:: Information supplied ::
::::

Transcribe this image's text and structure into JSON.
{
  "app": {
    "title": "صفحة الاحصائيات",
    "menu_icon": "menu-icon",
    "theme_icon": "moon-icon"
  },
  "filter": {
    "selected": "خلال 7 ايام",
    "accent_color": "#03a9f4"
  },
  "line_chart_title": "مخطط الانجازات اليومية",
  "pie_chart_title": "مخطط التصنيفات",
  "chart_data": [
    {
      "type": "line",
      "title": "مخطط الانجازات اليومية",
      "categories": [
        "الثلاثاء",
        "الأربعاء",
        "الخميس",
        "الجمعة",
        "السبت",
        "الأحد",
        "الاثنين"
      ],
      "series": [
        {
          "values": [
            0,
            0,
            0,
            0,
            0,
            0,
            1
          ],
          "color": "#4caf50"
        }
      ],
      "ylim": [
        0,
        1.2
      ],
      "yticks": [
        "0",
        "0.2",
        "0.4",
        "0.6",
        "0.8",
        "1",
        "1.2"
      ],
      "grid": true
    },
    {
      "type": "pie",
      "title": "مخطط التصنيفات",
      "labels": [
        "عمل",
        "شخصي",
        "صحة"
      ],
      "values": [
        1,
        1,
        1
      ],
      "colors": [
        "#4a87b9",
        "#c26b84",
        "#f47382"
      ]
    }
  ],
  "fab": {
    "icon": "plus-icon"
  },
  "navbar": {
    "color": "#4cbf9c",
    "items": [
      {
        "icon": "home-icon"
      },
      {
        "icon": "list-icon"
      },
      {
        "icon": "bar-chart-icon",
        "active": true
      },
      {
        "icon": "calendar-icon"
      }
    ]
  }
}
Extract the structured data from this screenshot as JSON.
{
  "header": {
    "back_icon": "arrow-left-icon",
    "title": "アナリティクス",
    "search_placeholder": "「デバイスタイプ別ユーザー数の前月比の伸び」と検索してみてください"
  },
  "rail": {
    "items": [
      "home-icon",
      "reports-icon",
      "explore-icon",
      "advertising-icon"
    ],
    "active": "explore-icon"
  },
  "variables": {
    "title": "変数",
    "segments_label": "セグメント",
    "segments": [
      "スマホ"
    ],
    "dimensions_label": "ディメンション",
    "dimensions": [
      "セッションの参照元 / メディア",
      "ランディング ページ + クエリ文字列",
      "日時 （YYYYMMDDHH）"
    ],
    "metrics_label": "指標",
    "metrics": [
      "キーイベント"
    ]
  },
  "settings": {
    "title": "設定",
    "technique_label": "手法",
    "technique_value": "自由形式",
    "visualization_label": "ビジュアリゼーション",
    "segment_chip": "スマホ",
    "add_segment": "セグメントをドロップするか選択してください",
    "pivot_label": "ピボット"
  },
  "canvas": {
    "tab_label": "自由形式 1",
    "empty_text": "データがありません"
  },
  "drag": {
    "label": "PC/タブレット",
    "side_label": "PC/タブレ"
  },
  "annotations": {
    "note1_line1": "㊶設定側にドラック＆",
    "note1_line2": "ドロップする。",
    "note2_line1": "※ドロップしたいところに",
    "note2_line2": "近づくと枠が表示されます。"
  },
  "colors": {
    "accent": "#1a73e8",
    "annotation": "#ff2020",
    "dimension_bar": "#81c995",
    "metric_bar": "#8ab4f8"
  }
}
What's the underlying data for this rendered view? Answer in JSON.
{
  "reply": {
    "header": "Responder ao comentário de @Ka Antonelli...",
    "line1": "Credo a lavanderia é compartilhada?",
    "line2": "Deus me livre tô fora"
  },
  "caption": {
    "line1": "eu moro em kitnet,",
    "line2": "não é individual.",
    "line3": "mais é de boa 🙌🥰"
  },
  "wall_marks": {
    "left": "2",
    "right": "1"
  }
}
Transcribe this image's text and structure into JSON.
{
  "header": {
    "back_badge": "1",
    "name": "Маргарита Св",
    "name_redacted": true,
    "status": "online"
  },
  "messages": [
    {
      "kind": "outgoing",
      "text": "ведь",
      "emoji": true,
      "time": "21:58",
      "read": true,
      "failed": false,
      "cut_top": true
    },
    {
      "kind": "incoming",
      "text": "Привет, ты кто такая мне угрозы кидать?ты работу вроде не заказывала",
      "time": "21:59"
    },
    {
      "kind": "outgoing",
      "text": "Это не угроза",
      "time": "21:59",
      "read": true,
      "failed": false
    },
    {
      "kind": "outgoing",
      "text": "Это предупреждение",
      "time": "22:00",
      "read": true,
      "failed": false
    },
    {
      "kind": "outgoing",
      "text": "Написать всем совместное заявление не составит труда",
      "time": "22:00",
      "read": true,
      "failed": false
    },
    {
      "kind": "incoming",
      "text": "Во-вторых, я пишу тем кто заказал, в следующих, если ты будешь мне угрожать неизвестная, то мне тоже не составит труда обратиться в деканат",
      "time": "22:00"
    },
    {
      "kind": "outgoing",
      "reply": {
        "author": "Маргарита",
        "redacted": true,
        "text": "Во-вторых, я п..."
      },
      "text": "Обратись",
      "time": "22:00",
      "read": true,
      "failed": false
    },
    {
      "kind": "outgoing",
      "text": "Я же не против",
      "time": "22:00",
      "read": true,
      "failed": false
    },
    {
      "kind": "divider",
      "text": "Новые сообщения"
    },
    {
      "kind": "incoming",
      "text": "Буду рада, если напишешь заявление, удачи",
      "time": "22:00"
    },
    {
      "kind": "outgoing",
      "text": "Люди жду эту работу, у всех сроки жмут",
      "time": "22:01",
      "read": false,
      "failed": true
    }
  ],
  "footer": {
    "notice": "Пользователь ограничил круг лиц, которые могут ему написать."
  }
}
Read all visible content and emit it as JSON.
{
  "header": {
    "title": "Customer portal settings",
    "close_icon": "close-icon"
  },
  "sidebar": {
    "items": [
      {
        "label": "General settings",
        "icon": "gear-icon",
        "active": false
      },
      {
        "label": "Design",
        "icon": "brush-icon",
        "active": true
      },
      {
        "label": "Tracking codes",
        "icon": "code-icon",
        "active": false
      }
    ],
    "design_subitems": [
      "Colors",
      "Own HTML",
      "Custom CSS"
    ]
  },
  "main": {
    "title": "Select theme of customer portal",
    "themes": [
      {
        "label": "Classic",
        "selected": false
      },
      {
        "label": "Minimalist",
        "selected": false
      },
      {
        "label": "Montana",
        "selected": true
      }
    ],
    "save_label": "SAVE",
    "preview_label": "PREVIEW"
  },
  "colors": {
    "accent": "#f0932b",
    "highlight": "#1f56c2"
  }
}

::::

:: Short task ::
Recopy all the lines exactly as they appear.

:: Result of the exercise ::
Transcribe this image's text and structure into JSON.
{
  "app": {
    "title": "صفحة الاحصائيات",
    "menu_icon": "menu-icon",
    "theme_icon": "moon-icon"
  },
  "filter": {
    "selected": "خلال 7 ايام",
    "accent_color": "#03a9f4"
  },
  "line_chart_title": "مخطط الانجازات اليومية",
  "pie_chart_title": "مخطط التصنيفات",
  "chart_data": [
    {
      "type": "line",
      "title": "مخطط الانجازات اليومية",
      "categories": [
        "الثلاثاء",
        "الأربعاء",
        "الخميس",
        "الجمعة",
        "السبت",
        "الأحد",
        "الاثنين"
      ],
      "series": [
        {
          "values": [
            0,
            0,
            0,
            0,
            0,
            0,
            1
          ],
          "color": "#4caf50"
        }
      ],
      "ylim": [
        0,
        1.2
      ],
      "yticks": [
        "0",
        "0.2",
        "0.4",
        "0.6",
        "0.8",
        "1",
        "1.2"
      ],
      "grid": true
    },
    {
      "type": "pie",
      "title": "مخطط التصنيفات",
      "labels": [
        "عمل",
        "شخصي",
        "صحة"
      ],
      "values": [
        1,
        1,
        1
      ],
      "colors": [
        "#4a87b9",
        "#c26b84",
        "#f47382"
      ]
    }
  ],
  "fab": {
    "icon": "plus-icon"
  },
  "navbar": {
    "color": "#4cbf9c",
    "items": [
      {
        "icon": "home-icon"
      },
      {
        "icon": "list-icon"
      },
      {
        "icon": "bar-chart-icon",
        "active": true
      },
      {
        "icon": "calendar-icon"
      }
    ]
  }
}
Extract the structured data from this screenshot as JSON.
{
  "header": {
    "back_icon": "arrow-left-icon",
    "title": "アナリティクス",
    "search_placeholder": "「デバイスタイプ別ユーザー数の前月比の伸び」と検索してみてください"
  },
  "rail": {
    "items": [
      "home-icon",
      "reports-icon",
      "explore-icon",
      "advertising-icon"
    ],
    "active": "explore-icon"
  },
  "variables": {
    "title": "変数",
    "segments_label": "セグメント",
    "segments": [
      "スマホ"
    ],
    "dimensions_label": "ディメンション",
    "dimensions": [
      "セッションの参照元 / メディア",
      "ランディング ページ + クエリ文字列",
      "日時 （YYYYMMDDHH）"
    ],
    "metrics_label": "指標",
    "metrics": [
      "キーイベント"
    ]
  },
  "settings": {
    "title": "設定",
    "technique_label": "手法",
    "technique_value": "自由形式",
    "visualization_label": "ビジュアリゼーション",
    "segment_chip": "スマホ",
    "add_segment": "セグメントをドロップするか選択してください",
    "pivot_label": "ピボット"
  },
  "canvas": {
    "tab_label": "自由形式 1",
    "empty_text": "データがありません"
  },
  "drag": {
    "label": "PC/タブレット",
    "side_label": "PC/タブレ"
  },
  "annotations": {
    "note1_line1": "㊶設定側にドラック＆",
    "note1_line2": "ドロップする。",
    "note2_line1": "※ドロップしたいところに",
    "note2_line2": "近づくと枠が表示されます。"
  },
  "colors": {
    "accent": "#1a73e8",
    "annotation": "#ff2020",
    "dimension_bar": "#81c995",
    "metric_bar": "#8ab4f8"
  }
}
What's the underlying data for this rendered view? Answer in JSON.
{
  "reply": {
    "header": "Responder ao comentário de @Ka Antonelli...",
    "line1": "Credo a lavanderia é compartilhada?",
    "line2": "Deus me livre tô fora"
  },
  "caption": {
    "line1": "eu moro em kitnet,",
    "line2": "não é individual.",
    "line3": "mais é de boa 🙌🥰"
  },
  "wall_marks": {
    "left": "2",
    "right": "1"
  }
}
Transcribe this image's text and structure into JSON.
{
  "header": {
    "back_badge": "1",
    "name": "Маргарита Св",
    "name_redacted": true,
    "status": "online"
  },
  "messages": [
    {
      "kind": "outgoing",
      "text": "ведь",
      "emoji": true,
      "time": "21:58",
      "read": true,
      "failed": false,
      "cut_top": true
    },
    {
      "kind": "incoming",
      "text": "Привет, ты кто такая мне угрозы кидать?ты работу вроде не заказывала",
      "time": "21:59"
    },
    {
      "kind": "outgoing",
      "text": "Это не угроза",
      "time": "21:59",
      "read": true,
      "failed": false
    },
    {
      "kind": "outgoing",
      "text": "Это предупреждение",
      "time": "22:00",
      "read": true,
      "failed": false
    },
    {
      "kind": "outgoing",
      "text": "Написать всем совместное заявление не составит труда",
      "time": "22:00",
      "read": true,
      "failed": false
    },
    {
      "kind": "incoming",
      "text": "Во-вторых, я пишу тем кто заказал, в следующих, если ты будешь мне угрожать неизвестная, то мне тоже не составит труда обратиться в деканат",
      "time": "22:00"
    },
    {
      "kind": "outgoing",
      "reply": {
        "author": "Маргарита",
        "redacted": true,
        "text": "Во-вторых, я п..."
      },
      "text": "Обратись",
      "time": "22:00",
      "read": true,
      "failed": false
    },
    {
      "kind": "outgoing",
      "text": "Я же не против",
      "time": "22:00",
      "read": true,
      "failed": false
    },
    {
      "kind": "divider",
      "text": "Новые сообщения"
    },
    {
      "kind": "incoming",
      "text": "Буду рада, если напишешь заявление, удачи",
      "time": "22:00"
    },
    {
      "kind": "outgoing",
      "text": "Люди жду эту работу, у всех сроки жмут",
      "time": "22:01",
      "read": false,
      "failed": true
    }
  ],
  "footer": {
    "notice": "Пользователь ограничил круг лиц, которые могут ему написать."
  }
}
Read all visible content and emit it as JSON.
{
  "header": {
    "title": "Customer portal settings",
    "close_icon": "close-icon"
  },
  "sidebar": {
    "items": [
      {
        "label": "General settings",
        "icon": "gear-icon",
        "active": false
      },
      {
        "label": "Design",
        "icon": "brush-icon",
        "active": true
      },
      {
        "label": "Tracking codes",
        "icon": "code-icon",
        "active": false
      }
    ],
    "design_subitems": [
      "Colors",
      "Own HTML",
      "Custom CSS"
    ]
  },
  "main": {
    "title": "Select theme of customer portal",
    "themes": [
      {
        "label": "Classic",
        "selected": false
      },
      {
        "label": "Minimalist",
        "selected": false
      },
      {
        "label": "Montana",
        "selected": true
      }
    ],
    "save_label": "SAVE",
    "preview_label": "PREVIEW"
  },
  "colors": {
    "accent": "#f0932b",
    "highlight": "#1f56c2"
  }
}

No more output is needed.